Stored items from a collection:
******************************
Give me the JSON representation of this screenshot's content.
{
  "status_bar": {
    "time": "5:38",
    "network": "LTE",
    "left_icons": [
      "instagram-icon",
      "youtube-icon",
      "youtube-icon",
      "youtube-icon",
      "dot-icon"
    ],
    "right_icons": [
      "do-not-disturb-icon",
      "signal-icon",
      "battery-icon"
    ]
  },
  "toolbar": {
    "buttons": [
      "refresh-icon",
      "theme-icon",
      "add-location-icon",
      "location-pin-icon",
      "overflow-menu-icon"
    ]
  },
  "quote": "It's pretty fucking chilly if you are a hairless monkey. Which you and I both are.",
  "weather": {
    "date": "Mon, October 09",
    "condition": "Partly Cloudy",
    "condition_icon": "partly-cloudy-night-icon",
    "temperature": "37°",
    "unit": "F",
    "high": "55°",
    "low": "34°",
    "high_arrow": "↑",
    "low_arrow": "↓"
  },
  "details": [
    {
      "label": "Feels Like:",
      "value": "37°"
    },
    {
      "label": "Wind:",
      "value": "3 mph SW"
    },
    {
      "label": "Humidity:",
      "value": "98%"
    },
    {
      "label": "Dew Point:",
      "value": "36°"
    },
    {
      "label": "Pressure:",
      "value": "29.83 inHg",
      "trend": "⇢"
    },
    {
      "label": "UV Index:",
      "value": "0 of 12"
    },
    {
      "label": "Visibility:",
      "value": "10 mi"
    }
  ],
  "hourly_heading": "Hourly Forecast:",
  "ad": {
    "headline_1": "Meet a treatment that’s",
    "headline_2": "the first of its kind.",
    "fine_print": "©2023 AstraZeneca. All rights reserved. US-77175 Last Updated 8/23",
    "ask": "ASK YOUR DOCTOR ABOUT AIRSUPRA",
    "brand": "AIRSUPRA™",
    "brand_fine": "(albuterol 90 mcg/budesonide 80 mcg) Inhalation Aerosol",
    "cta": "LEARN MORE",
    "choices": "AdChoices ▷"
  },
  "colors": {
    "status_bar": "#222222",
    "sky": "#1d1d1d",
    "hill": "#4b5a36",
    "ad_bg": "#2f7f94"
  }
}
******************************
Exercise objective – Take every line that includes the string "label" and copy it.

Finished task –
      "label": "Feels Like:",
      "label": "Wind:",
      "label": "Humidity:",
      "label": "Dew Point:",
      "label": "Pressure:",
      "label": "UV Index:",
      "label": "Visibility:",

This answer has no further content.